| THE REQUEST |
Every entry here needs to be repeated exactly.

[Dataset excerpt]
----------------

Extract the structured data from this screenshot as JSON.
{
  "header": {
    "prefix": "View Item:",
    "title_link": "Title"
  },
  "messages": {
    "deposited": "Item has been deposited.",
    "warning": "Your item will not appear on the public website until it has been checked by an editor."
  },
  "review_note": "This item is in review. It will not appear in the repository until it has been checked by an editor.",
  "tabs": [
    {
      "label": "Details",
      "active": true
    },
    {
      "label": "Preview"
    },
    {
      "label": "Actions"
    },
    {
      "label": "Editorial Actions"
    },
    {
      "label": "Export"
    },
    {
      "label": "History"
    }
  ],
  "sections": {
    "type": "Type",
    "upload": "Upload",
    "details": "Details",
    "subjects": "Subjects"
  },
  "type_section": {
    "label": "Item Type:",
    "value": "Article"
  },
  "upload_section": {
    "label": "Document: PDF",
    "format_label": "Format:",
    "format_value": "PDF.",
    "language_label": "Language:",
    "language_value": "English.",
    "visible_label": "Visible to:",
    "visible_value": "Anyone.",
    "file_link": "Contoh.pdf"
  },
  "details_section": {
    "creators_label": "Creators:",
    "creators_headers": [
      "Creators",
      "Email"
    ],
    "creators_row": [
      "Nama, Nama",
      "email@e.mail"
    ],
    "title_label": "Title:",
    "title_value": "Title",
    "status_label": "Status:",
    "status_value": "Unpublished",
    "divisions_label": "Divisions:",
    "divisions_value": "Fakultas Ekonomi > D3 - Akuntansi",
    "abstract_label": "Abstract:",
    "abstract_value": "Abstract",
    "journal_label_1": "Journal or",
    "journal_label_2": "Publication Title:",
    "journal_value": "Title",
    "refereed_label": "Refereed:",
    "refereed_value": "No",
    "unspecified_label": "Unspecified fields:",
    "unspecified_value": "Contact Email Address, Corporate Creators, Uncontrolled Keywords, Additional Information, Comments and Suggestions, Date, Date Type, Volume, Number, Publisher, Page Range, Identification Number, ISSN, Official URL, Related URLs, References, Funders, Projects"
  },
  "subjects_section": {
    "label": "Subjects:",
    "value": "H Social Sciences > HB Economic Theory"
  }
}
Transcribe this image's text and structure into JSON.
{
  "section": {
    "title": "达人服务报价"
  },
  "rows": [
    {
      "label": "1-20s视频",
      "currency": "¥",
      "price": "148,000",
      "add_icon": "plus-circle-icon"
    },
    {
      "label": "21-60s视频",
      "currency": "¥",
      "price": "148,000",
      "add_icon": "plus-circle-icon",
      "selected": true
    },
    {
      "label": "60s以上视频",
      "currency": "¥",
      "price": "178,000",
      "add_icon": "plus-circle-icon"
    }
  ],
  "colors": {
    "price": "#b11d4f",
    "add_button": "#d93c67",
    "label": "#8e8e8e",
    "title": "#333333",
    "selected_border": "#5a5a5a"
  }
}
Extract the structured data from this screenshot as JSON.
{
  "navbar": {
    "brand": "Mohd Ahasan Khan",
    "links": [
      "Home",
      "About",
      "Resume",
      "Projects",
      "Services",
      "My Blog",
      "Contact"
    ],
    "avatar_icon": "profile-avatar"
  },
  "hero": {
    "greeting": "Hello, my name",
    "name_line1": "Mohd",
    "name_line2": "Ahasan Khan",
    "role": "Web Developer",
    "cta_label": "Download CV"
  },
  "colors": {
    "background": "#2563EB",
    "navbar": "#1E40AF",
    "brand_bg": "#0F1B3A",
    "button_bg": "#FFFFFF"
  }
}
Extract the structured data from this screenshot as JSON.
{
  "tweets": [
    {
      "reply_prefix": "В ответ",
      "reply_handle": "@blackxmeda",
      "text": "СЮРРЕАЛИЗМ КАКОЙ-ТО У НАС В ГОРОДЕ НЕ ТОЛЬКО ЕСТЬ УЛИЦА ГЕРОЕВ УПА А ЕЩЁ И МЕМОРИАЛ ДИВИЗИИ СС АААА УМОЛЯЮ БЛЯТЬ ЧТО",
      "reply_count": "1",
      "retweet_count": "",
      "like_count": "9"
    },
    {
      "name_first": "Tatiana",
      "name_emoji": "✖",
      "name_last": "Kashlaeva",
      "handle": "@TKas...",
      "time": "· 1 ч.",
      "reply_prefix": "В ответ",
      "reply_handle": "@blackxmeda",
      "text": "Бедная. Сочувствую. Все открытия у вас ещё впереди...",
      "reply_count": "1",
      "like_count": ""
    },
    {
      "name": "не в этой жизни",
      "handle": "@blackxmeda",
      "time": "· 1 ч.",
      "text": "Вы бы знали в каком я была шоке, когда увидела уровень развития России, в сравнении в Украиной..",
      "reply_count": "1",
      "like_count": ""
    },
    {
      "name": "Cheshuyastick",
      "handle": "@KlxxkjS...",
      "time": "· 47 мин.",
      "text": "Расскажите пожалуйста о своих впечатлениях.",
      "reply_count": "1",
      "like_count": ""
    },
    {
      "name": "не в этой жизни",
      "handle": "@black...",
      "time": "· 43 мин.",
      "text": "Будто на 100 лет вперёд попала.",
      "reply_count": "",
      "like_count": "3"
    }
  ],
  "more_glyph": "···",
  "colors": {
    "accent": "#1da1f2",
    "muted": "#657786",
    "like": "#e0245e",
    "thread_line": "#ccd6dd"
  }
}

----------------

| SOLUTION TO THE PROBLEM |
Extract the structured data from this screenshot as JSON.
{
  "header": {
    "prefix": "View Item:",
    "title_link": "Title"
  },
  "messages": {
    "deposited": "Item has been deposited.",
    "warning": "Your item will not appear on the public website until it has been checked by an editor."
  },
  "review_note": "This item is in review. It will not appear in the repository until it has been checked by an editor.",
  "tabs": [
    {
      "label": "Details",
      "active": true
    },
    {
      "label": "Preview"
    },
    {
      "label": "Actions"
    },
    {
      "label": "Editorial Actions"
    },
    {
      "label": "Export"
    },
    {
      "label": "History"
    }
  ],
  "sections": {
    "type": "Type",
    "upload": "Upload",
    "details": "Details",
    "subjects": "Subjects"
  },
  "type_section": {
    "label": "Item Type:",
    "value": "Article"
  },
  "upload_section": {
    "label": "Document: PDF",
    "format_label": "Format:",
    "format_value": "PDF.",
    "language_label": "Language:",
    "language_value": "English.",
    "visible_label": "Visible to:",
    "visible_value": "Anyone.",
    "file_link": "Contoh.pdf"
  },
  "details_section": {
    "creators_label": "Creators:",
    "creators_headers": [
      "Creators",
      "Email"
    ],
    "creators_row": [
      "Nama, Nama",
      "email@e.mail"
    ],
    "title_label": "Title:",
    "title_value": "Title",
    "status_label": "Status:",
    "status_value": "Unpublished",
    "divisions_label": "Divisions:",
    "divisions_value": "Fakultas Ekonomi > D3 - Akuntansi",
    "abstract_label": "Abstract:",
    "abstract_value": "Abstract",
    "journal_label_1": "Journal or",
    "journal_label_2": "Publication Title:",
    "journal_value": "Title",
    "refereed_label": "Refereed:",
    "refereed_value": "No",
    "unspecified_label": "Unspecified fields:",
    "unspecified_value": "Contact Email Address, Corporate Creators, Uncontrolled Keywords, Additional Information, Comments and Suggestions, Date, Date Type, Volume, Number, Publisher, Page Range, Identification Number, ISSN, Official URL, Related URLs, References, Funders, Projects"
  },
  "subjects_section": {
    "label": "Subjects:",
    "value": "H Social Sciences > HB Economic Theory"
  }
}
Transcribe this image's text and structure into JSON.
{
  "section": {
    "title": "达人服务报价"
  },
  "rows": [
    {
      "label": "1-20s视频",
      "currency": "¥",
      "price": "148,000",
      "add_icon": "plus-circle-icon"
    },
    {
      "label": "21-60s视频",
      "currency": "¥",
      "price": "148,000",
      "add_icon": "plus-circle-icon",
      "selected": true
    },
    {
      "label": "60s以上视频",
      "currency": "¥",
      "price": "178,000",
      "add_icon": "plus-circle-icon"
    }
  ],
  "colors": {
    "price": "#b11d4f",
    "add_button": "#d93c67",
    "label": "#8e8e8e",
    "title": "#333333",
    "selected_border": "#5a5a5a"
  }
}
Extract the structured data from this screenshot as JSON.
{
  "navbar": {
    "brand": "Mohd Ahasan Khan",
    "links": [
      "Home",
      "About",
      "Resume",
      "Projects",
      "Services",
      "My Blog",
      "Contact"
    ],
    "avatar_icon": "profile-avatar"
  },
  "hero": {
    "greeting": "Hello, my name",
    "name_line1": "Mohd",
    "name_line2": "Ahasan Khan",
    "role": "Web Developer",
    "cta_label": "Download CV"
  },
  "colors": {
    "background": "#2563EB",
    "navbar": "#1E40AF",
    "brand_bg": "#0F1B3A",
    "button_bg": "#FFFFFF"
  }
}
Extract the structured data from this screenshot as JSON.
{
  "tweets": [
    {
      "reply_prefix": "В ответ",
      "reply_handle": "@blackxmeda",
      "text": "СЮРРЕАЛИЗМ КАКОЙ-ТО У НАС В ГОРОДЕ НЕ ТОЛЬКО ЕСТЬ УЛИЦА ГЕРОЕВ УПА А ЕЩЁ И МЕМОРИАЛ ДИВИЗИИ СС АААА УМОЛЯЮ БЛЯТЬ ЧТО",
      "reply_count": "1",
      "retweet_count": "",
      "like_count": "9"
    },
    {
      "name_first": "Tatiana",
      "name_emoji": "✖",
      "name_last": "Kashlaeva",
      "handle": "@TKas...",
      "time": "· 1 ч.",
      "reply_prefix": "В ответ",
      "reply_handle": "@blackxmeda",
      "text": "Бедная. Сочувствую. Все открытия у вас ещё впереди...",
      "reply_count": "1",
      "like_count": ""
    },
    {
      "name": "не в этой жизни",
      "handle": "@blackxmeda",
      "time": "· 1 ч.",
      "text": "Вы бы знали в каком я была шоке, когда увидела уровень развития России, в сравнении в Украиной..",
      "reply_count": "1",
      "like_count": ""
    },
    {
      "name": "Cheshuyastick",
      "handle": "@KlxxkjS...",
      "time": "· 47 мин.",
      "text": "Расскажите пожалуйста о своих впечатлениях.",
      "reply_count": "1",
      "like_count": ""
    },
    {
      "name": "не в этой жизни",
      "handle": "@black...",
      "time": "· 43 мин.",
      "text": "Будто на 100 лет вперёд попала.",
      "reply_count": "",
      "like_count": "3"
    }
  ],
  "more_glyph": "···",
  "colors": {
    "accent": "#1da1f2",
    "muted": "#657786",
    "like": "#e0245e",
    "thread_line": "#ccd6dd"
  }
}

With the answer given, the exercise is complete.